• _Problem_
In the listing below, locate the lines bearing the word "between". Copy every one of them.

### Input rows

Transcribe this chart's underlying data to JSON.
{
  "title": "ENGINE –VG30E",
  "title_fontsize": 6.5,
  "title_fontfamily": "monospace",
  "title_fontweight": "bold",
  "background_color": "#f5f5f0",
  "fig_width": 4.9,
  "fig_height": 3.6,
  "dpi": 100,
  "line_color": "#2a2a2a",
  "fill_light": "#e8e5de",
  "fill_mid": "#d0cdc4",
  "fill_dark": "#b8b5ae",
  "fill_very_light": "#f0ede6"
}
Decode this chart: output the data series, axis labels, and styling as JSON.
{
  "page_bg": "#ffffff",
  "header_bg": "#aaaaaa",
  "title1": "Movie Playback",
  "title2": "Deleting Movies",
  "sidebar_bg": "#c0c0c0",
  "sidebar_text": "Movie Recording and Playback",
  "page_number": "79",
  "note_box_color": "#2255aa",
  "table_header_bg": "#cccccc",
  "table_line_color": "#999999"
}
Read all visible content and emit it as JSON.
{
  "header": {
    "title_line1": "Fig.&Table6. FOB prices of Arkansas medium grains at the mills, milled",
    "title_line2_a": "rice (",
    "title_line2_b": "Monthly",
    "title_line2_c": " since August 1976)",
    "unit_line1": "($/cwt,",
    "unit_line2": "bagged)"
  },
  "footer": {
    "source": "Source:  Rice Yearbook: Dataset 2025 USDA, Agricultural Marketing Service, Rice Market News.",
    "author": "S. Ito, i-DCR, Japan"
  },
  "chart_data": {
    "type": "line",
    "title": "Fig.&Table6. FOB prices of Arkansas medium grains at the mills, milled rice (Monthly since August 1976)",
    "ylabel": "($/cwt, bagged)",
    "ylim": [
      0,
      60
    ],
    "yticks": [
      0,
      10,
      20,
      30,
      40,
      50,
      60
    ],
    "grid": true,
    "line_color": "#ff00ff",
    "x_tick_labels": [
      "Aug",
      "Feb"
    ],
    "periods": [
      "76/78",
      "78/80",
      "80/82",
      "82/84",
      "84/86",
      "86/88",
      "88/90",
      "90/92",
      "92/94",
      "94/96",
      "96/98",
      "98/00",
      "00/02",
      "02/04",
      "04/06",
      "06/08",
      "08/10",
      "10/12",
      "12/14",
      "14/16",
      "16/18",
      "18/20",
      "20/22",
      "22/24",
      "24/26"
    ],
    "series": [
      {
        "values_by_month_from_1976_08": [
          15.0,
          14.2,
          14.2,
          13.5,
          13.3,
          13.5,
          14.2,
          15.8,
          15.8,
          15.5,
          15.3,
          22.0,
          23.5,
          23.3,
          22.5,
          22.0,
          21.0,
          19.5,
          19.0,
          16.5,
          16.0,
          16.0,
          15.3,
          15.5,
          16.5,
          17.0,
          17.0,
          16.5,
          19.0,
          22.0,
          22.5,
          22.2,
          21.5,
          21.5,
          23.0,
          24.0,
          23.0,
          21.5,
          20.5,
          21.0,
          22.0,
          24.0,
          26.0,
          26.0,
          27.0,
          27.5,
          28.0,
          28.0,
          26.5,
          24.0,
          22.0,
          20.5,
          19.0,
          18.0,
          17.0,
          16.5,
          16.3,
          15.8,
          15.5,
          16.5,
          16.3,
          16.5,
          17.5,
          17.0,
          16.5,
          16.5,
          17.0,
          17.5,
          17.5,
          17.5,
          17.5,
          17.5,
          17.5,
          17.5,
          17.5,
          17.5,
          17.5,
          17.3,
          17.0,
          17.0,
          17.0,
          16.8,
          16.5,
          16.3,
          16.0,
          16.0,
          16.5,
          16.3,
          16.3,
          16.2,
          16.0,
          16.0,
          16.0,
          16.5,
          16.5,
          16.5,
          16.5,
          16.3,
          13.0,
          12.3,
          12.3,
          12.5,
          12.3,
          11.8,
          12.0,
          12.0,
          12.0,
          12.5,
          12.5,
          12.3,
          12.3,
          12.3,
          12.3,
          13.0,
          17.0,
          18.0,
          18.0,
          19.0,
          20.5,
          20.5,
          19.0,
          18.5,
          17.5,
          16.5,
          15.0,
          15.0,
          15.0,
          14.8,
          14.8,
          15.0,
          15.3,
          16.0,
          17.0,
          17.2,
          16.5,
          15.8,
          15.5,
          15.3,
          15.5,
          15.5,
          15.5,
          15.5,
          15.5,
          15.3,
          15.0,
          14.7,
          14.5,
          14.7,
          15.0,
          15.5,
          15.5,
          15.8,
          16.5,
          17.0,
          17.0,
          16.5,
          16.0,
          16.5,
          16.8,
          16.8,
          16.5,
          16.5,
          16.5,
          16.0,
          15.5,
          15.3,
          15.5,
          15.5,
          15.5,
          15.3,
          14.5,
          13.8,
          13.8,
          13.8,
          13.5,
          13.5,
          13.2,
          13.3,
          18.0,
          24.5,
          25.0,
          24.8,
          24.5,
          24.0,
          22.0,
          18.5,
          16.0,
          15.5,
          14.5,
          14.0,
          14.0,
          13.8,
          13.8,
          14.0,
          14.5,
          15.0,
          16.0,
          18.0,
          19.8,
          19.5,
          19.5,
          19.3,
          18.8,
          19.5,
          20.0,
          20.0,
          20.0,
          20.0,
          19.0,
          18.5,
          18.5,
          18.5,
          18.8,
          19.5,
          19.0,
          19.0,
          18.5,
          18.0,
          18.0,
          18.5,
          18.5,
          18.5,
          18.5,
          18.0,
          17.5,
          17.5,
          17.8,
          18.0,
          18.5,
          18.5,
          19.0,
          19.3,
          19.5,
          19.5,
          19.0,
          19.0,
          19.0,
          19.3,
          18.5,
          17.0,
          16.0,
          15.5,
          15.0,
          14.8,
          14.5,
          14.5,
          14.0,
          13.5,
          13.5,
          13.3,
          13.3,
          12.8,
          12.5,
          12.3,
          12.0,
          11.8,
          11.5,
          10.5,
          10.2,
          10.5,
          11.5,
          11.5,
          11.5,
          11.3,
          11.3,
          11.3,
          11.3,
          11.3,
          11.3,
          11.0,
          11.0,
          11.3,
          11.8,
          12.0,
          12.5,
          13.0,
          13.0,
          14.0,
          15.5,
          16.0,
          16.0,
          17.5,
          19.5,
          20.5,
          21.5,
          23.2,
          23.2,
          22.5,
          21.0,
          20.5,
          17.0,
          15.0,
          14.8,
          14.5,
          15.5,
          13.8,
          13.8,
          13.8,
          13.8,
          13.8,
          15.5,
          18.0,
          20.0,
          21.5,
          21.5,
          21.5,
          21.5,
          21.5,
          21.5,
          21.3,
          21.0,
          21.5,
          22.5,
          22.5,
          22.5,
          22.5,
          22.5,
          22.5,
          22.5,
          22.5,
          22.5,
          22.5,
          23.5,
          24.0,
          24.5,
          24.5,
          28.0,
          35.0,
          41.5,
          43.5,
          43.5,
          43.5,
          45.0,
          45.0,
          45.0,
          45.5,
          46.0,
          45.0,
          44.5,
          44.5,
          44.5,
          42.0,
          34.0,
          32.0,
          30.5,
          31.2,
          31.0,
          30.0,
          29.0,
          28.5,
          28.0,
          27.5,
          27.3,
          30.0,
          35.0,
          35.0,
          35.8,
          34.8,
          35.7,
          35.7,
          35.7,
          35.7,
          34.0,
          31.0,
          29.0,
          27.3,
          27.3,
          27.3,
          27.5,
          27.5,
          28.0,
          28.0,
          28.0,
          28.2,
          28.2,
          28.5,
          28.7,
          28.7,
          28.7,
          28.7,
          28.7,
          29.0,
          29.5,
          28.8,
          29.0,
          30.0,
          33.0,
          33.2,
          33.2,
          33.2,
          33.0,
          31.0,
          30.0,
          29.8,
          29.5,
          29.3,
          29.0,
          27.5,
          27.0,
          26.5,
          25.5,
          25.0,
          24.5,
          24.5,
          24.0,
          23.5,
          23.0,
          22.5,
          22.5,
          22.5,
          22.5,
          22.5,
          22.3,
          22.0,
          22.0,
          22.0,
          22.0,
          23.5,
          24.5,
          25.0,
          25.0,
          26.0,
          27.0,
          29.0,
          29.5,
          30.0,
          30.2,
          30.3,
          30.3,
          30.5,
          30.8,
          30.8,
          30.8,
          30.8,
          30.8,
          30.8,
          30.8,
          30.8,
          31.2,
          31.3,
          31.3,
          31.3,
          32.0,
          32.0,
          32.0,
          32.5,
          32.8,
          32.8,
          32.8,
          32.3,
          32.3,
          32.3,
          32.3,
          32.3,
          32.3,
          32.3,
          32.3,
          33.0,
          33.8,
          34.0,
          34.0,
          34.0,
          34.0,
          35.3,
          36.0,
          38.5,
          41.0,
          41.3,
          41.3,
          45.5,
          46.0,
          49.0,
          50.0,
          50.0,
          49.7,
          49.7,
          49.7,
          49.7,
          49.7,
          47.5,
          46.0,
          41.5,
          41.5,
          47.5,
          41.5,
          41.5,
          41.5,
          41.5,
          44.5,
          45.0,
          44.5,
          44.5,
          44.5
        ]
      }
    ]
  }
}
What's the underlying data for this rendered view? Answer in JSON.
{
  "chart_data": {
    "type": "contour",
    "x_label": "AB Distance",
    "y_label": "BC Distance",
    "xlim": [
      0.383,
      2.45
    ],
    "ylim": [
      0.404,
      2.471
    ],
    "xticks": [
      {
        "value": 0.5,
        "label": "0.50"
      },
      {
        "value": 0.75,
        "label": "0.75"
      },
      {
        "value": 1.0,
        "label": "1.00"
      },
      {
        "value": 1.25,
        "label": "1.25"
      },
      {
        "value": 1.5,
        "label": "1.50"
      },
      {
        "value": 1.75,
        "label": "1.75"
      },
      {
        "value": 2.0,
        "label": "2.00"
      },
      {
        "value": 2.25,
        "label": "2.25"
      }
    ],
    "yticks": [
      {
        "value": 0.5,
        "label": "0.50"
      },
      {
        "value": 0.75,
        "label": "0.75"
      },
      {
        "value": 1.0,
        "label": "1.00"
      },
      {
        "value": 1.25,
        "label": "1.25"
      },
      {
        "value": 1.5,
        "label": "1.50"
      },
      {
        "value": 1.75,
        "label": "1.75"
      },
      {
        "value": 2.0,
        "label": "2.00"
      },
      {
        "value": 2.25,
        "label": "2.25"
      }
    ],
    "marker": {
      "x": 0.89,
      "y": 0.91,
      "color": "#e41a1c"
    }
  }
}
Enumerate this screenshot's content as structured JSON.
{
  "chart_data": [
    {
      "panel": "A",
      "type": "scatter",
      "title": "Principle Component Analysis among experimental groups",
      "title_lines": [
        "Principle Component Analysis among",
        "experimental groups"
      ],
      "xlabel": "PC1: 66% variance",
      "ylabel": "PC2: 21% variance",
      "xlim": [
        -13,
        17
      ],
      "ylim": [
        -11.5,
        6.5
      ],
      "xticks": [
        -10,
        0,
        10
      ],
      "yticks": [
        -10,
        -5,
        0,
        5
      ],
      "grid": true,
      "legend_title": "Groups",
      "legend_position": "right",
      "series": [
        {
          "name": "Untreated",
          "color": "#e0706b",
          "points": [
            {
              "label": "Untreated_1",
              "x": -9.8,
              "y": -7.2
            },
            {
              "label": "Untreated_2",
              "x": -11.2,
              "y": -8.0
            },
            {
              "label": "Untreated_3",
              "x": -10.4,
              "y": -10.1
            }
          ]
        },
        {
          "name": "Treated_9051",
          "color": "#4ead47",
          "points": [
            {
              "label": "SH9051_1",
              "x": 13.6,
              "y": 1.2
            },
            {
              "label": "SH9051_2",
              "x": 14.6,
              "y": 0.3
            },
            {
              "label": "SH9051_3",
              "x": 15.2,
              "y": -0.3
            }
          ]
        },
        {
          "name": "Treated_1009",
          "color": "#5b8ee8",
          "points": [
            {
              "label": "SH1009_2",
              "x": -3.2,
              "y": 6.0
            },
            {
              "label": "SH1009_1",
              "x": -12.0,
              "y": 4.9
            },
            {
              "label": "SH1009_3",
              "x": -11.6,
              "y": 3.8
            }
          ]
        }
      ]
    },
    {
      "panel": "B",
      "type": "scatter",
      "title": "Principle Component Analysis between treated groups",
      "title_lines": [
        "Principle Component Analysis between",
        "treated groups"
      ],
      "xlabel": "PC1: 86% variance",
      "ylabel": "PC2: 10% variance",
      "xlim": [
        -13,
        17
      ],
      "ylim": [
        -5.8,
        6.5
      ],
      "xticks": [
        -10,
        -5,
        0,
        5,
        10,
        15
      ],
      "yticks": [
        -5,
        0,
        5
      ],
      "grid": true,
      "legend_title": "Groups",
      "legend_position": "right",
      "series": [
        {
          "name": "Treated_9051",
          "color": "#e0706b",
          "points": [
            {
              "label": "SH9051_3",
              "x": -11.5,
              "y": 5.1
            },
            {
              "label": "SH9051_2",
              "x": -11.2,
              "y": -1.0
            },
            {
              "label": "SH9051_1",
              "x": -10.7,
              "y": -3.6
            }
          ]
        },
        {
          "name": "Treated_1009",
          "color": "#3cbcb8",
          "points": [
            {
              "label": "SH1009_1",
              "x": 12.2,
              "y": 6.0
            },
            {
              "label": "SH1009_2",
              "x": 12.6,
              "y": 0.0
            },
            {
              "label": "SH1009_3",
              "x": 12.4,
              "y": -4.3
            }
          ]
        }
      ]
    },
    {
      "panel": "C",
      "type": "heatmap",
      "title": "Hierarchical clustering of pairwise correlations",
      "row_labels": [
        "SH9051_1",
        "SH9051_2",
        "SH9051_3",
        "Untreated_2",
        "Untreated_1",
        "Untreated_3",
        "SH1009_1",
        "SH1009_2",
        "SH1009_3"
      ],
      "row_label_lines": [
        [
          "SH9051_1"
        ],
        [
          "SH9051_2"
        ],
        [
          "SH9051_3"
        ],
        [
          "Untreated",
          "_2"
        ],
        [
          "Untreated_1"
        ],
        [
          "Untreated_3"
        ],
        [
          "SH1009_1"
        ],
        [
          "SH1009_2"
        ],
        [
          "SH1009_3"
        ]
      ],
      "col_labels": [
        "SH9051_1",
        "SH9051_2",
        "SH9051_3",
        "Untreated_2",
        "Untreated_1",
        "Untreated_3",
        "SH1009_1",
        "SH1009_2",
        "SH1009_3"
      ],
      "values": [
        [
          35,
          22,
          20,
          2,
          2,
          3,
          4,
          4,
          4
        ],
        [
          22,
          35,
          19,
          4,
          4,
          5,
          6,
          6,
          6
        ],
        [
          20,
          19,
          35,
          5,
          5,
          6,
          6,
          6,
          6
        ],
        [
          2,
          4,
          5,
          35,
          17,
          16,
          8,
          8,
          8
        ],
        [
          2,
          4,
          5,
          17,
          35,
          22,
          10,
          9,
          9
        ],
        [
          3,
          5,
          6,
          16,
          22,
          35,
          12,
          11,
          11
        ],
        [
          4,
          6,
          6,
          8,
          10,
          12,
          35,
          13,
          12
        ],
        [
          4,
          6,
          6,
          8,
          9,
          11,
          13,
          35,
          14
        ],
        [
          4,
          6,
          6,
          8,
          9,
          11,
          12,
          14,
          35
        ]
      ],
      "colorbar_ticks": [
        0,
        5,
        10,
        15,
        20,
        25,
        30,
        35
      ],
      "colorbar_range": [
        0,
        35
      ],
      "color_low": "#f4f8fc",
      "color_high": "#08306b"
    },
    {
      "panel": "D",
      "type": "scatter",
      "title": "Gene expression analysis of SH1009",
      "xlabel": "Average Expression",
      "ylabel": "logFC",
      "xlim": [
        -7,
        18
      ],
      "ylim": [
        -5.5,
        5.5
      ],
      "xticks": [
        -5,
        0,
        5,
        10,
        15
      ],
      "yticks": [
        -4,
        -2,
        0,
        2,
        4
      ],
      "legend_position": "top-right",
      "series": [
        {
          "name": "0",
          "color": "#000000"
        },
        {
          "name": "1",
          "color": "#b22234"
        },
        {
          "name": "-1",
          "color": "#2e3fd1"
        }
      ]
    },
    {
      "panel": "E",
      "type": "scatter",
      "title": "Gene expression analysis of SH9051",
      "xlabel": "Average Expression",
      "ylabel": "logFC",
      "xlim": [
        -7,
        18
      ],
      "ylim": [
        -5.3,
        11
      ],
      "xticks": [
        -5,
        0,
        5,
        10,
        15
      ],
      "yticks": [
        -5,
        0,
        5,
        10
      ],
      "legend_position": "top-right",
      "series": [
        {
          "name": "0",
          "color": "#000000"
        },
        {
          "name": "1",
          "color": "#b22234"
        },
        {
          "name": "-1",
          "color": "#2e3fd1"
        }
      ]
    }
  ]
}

######

• _Full answer_
      "title": "Principle Component Analysis between treated groups",
        "Principle Component Analysis between",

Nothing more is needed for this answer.